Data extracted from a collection

+===+

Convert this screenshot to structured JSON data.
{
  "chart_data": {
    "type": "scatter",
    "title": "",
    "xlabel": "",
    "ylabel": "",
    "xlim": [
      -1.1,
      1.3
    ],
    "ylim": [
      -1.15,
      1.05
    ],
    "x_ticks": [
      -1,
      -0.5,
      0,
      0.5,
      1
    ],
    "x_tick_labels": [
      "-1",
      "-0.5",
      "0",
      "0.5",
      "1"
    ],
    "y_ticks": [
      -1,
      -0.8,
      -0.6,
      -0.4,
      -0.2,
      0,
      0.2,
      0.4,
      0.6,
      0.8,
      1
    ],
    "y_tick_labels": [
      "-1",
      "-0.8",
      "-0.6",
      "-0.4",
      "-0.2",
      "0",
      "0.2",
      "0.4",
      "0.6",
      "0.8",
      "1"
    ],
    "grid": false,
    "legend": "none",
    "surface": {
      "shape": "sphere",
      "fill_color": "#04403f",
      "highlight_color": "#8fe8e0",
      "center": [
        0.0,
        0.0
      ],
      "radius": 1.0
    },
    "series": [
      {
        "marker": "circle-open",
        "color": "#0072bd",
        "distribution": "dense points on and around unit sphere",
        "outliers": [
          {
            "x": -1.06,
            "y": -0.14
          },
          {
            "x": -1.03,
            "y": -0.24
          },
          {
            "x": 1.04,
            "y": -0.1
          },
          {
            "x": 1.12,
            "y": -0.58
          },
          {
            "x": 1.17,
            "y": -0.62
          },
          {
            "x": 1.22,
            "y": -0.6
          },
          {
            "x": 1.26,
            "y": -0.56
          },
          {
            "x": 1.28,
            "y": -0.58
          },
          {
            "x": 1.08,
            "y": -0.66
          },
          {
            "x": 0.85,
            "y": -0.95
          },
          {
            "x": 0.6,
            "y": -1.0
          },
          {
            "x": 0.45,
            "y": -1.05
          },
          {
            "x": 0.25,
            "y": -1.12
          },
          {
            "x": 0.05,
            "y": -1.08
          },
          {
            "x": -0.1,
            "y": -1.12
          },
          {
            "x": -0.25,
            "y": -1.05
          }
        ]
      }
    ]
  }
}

+===+

Work instructions
Extract each record, keeping it identical to the original.

Full solution
Convert this screenshot to structured JSON data.
{
  "chart_data": {
    "type": "scatter",
    "title": "",
    "xlabel": "",
    "ylabel": "",
    "xlim": [
      -1.1,
      1.3
    ],
    "ylim": [
      -1.15,
      1.05
    ],
    "x_ticks": [
      -1,
      -0.5,
      0,
      0.5,
      1
    ],
    "x_tick_labels": [
      "-1",
      "-0.5",
      "0",
      "0.5",
      "1"
    ],
    "y_ticks": [
      -1,
      -0.8,
      -0.6,
      -0.4,
      -0.2,
      0,
      0.2,
      0.4,
      0.6,
      0.8,
      1
    ],
    "y_tick_labels": [
      "-1",
      "-0.8",
      "-0.6",
      "-0.4",
      "-0.2",
      "0",
      "0.2",
      "0.4",
      "0.6",
      "0.8",
      "1"
    ],
    "grid": false,
    "legend": "none",
    "surface": {
      "shape": "sphere",
      "fill_color": "#04403f",
      "highlight_color": "#8fe8e0",
      "center": [
        0.0,
        0.0
      ],
      "radius": 1.0
    },
    "series": [
      {
        "marker": "circle-open",
        "color": "#0072bd",
        "distribution": "dense points on and around unit sphere",
        "outliers": [
          {
            "x": -1.06,
            "y": -0.14
          },
          {
            "x": -1.03,
            "y": -0.24
          },
          {
            "x": 1.04,
            "y": -0.1
          },
          {
            "x": 1.12,
            "y": -0.58
          },
          {
            "x": 1.17,
            "y": -0.62
          },
          {
            "x": 1.22,
            "y": -0.6
          },
          {
            "x": 1.26,
            "y": -0.56
          },
          {
            "x": 1.28,
            "y": -0.58
          },
          {
            "x": 1.08,
            "y": -0.66
          },
          {
            "x": 0.85,
            "y": -0.95
          },
          {
            "x": 0.6,
            "y": -1.0
          },
          {
            "x": 0.45,
            "y": -1.05
          },
          {
            "x": 0.25,
            "y": -1.12
          },
          {
            "x": 0.05,
            "y": -1.08
          },
          {
            "x": -0.1,
            "y": -1.12
          },
          {
            "x": -0.25,
            "y": -1.05
          }
        ]
      }
    ]
  }
}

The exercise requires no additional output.